Short exercise:
Gather every line below where "denne" appears.

** Start of Dataset entries **

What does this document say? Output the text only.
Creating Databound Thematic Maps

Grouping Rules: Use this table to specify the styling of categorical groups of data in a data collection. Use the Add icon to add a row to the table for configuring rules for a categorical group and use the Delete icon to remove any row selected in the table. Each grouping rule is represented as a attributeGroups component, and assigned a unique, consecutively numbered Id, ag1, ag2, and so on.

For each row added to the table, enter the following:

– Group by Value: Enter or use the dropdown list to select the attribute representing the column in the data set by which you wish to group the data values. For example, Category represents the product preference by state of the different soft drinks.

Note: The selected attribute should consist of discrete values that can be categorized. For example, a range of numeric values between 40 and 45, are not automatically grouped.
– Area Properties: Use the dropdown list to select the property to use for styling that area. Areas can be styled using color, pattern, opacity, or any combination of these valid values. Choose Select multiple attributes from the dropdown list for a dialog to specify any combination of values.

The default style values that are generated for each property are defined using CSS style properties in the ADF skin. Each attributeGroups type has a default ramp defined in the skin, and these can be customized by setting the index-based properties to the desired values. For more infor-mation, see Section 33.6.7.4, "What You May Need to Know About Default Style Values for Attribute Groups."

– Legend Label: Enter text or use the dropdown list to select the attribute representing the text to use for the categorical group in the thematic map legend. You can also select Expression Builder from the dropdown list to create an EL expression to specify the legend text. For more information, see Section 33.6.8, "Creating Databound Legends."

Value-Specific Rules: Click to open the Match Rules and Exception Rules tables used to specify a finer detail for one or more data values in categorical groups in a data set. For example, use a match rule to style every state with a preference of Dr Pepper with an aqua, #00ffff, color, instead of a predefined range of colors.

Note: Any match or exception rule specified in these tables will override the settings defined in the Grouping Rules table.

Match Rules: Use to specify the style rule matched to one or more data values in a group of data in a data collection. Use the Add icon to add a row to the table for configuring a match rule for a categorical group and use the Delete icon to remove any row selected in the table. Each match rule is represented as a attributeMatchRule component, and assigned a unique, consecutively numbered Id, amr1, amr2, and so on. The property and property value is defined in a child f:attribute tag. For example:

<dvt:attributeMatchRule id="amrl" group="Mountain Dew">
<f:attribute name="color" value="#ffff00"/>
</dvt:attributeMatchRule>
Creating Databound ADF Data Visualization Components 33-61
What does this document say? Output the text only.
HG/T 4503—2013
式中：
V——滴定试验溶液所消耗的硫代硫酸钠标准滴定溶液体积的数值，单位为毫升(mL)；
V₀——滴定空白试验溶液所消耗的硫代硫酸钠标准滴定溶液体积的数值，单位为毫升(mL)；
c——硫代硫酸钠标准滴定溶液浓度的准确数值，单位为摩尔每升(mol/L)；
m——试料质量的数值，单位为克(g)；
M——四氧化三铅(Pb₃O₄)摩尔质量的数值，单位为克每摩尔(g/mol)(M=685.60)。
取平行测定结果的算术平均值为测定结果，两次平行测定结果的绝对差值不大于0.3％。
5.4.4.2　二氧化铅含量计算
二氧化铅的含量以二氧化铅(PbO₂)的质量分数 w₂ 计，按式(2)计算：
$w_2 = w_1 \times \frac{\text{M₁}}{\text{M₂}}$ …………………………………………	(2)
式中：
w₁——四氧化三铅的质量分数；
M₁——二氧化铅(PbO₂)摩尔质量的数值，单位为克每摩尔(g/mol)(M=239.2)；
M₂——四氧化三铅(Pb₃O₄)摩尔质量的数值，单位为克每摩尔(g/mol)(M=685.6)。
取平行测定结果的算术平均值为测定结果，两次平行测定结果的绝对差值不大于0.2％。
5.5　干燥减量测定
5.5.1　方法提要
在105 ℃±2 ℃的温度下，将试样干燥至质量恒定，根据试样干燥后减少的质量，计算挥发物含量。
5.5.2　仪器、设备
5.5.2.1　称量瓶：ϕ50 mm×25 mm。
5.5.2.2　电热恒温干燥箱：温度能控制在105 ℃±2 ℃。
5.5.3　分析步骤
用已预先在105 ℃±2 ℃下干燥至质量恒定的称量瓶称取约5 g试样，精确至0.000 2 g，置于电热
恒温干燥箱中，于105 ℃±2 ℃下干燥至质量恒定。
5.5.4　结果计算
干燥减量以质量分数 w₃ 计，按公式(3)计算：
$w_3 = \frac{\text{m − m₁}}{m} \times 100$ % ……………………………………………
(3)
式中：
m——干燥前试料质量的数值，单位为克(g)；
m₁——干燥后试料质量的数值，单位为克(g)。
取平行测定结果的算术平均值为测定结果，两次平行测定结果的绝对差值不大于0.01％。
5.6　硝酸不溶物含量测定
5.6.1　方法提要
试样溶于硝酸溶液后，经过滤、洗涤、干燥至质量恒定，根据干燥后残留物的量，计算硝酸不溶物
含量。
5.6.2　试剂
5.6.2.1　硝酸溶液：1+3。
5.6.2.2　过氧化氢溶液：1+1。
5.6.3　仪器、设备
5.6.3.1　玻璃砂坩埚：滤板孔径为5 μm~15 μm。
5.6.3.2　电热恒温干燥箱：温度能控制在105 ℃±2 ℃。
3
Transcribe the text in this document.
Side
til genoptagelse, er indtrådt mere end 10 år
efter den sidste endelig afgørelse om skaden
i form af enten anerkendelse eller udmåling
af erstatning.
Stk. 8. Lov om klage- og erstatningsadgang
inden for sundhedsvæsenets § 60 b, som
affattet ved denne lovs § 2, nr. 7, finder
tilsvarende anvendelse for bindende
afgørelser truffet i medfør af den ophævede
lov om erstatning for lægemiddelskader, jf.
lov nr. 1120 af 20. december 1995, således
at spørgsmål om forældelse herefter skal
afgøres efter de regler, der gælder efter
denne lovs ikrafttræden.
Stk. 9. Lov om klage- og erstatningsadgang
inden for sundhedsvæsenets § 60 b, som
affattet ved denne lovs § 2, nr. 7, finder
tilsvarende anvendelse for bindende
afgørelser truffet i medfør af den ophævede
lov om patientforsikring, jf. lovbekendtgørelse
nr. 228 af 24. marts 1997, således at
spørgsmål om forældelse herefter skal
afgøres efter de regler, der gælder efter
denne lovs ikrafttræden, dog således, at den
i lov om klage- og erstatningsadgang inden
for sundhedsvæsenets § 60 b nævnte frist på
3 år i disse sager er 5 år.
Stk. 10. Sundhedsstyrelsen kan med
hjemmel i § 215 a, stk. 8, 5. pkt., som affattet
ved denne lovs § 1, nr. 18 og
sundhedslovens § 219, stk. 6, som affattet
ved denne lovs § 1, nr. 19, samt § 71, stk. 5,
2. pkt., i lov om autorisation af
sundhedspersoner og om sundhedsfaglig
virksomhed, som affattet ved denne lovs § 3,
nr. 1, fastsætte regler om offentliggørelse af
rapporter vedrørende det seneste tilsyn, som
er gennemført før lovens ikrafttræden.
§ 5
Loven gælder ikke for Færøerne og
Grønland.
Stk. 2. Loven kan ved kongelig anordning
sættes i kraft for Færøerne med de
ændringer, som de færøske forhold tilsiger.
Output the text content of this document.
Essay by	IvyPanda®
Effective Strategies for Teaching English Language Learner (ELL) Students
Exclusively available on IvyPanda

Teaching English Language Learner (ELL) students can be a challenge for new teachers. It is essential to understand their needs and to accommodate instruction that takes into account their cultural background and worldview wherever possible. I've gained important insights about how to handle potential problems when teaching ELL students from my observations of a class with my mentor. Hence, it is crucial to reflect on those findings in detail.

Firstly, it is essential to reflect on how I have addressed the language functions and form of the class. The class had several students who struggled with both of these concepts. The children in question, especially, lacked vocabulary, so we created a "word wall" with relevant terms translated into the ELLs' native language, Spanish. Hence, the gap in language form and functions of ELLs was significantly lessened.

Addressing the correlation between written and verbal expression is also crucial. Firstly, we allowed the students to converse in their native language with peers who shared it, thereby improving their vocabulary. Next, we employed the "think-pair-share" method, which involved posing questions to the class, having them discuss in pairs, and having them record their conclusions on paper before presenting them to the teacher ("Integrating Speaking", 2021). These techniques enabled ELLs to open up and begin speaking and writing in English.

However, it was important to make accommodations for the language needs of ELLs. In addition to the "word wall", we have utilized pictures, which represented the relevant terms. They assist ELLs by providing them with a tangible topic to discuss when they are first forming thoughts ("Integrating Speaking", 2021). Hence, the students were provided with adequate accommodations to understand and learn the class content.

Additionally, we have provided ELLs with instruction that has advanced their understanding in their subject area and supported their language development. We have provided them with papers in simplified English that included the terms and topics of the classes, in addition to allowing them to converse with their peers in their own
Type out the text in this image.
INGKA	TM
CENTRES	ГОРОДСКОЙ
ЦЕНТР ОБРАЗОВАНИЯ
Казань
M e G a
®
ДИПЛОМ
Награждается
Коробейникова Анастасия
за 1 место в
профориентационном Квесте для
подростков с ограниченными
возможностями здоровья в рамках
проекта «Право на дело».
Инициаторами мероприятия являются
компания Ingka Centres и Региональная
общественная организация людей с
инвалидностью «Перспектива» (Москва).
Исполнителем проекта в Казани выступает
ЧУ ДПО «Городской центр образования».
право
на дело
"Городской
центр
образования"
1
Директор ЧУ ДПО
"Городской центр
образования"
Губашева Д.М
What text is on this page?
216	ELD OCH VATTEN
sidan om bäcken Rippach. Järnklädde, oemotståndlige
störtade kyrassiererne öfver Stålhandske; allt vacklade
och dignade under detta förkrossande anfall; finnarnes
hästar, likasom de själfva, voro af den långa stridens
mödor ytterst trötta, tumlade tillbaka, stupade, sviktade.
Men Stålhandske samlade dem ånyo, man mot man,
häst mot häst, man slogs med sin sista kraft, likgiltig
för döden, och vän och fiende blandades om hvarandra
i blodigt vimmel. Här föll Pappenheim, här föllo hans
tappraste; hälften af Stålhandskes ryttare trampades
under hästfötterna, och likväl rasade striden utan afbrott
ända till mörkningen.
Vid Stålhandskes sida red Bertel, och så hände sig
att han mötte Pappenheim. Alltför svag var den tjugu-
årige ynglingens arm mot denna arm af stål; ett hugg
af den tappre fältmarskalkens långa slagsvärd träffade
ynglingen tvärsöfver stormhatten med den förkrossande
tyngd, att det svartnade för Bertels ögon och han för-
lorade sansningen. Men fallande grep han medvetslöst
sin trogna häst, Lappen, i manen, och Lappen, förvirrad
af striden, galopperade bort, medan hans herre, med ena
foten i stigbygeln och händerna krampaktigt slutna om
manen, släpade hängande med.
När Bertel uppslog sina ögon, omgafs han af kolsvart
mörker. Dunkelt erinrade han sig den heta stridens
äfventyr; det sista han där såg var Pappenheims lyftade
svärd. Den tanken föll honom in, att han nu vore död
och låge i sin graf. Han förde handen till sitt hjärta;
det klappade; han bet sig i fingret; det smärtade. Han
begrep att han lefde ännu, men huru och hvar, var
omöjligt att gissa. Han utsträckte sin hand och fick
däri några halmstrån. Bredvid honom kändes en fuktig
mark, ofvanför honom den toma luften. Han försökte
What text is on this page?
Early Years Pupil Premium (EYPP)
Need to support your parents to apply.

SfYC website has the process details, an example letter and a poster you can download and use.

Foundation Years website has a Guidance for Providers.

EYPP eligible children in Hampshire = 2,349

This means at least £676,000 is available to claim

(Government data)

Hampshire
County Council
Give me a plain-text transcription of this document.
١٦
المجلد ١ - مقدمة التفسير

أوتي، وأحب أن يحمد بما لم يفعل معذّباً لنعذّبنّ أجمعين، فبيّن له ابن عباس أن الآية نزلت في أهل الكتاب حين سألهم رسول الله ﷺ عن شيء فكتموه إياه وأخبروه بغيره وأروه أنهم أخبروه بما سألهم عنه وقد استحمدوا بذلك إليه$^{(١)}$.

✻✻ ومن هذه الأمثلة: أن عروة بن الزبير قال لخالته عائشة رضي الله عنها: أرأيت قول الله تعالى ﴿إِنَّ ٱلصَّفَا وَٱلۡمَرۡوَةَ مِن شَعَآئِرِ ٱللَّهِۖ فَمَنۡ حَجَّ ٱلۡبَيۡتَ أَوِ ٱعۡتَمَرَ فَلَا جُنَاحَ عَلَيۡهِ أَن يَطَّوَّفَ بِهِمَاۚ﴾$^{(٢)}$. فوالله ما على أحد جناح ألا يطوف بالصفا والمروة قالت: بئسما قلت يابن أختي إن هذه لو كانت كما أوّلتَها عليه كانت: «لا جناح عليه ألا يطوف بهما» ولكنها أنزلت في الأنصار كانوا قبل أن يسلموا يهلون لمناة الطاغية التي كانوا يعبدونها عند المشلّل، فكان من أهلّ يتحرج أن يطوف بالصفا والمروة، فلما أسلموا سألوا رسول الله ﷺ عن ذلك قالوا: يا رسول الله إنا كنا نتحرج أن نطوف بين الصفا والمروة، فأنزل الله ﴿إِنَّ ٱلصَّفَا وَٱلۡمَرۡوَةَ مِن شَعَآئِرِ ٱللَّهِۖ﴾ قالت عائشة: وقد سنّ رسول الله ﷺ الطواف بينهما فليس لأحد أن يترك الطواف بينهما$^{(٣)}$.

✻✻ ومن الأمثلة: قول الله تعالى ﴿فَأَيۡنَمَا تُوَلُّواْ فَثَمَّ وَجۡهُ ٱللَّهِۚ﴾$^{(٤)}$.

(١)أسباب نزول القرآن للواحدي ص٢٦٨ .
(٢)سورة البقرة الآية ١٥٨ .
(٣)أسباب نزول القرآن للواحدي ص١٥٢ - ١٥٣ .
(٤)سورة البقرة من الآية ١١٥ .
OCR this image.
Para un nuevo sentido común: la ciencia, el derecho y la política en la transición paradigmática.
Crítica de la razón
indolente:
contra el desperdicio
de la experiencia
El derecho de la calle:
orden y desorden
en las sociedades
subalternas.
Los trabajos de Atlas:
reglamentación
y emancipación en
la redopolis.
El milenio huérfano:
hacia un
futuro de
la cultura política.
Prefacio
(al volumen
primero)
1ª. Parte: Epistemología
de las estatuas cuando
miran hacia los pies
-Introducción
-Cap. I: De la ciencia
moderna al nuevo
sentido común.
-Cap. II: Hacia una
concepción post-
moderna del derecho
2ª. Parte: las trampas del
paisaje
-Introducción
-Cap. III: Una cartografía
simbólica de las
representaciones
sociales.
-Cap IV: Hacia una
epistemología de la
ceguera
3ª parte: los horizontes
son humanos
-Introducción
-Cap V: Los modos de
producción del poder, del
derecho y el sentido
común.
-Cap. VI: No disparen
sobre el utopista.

** End of Dataset entries **

Problem solution:
affattet ved denne lovs § 2, nr. 7, finder
denne lovs ikrafttræden.
affattet ved denne lovs § 2, nr. 7, finder
denne lovs ikrafttræden, dog således, at den
ved denne lovs § 1, nr. 18 og
ved denne lovs § 1, nr. 19, samt § 71, stk. 5,
virksomhed, som affattet ved denne lovs § 3,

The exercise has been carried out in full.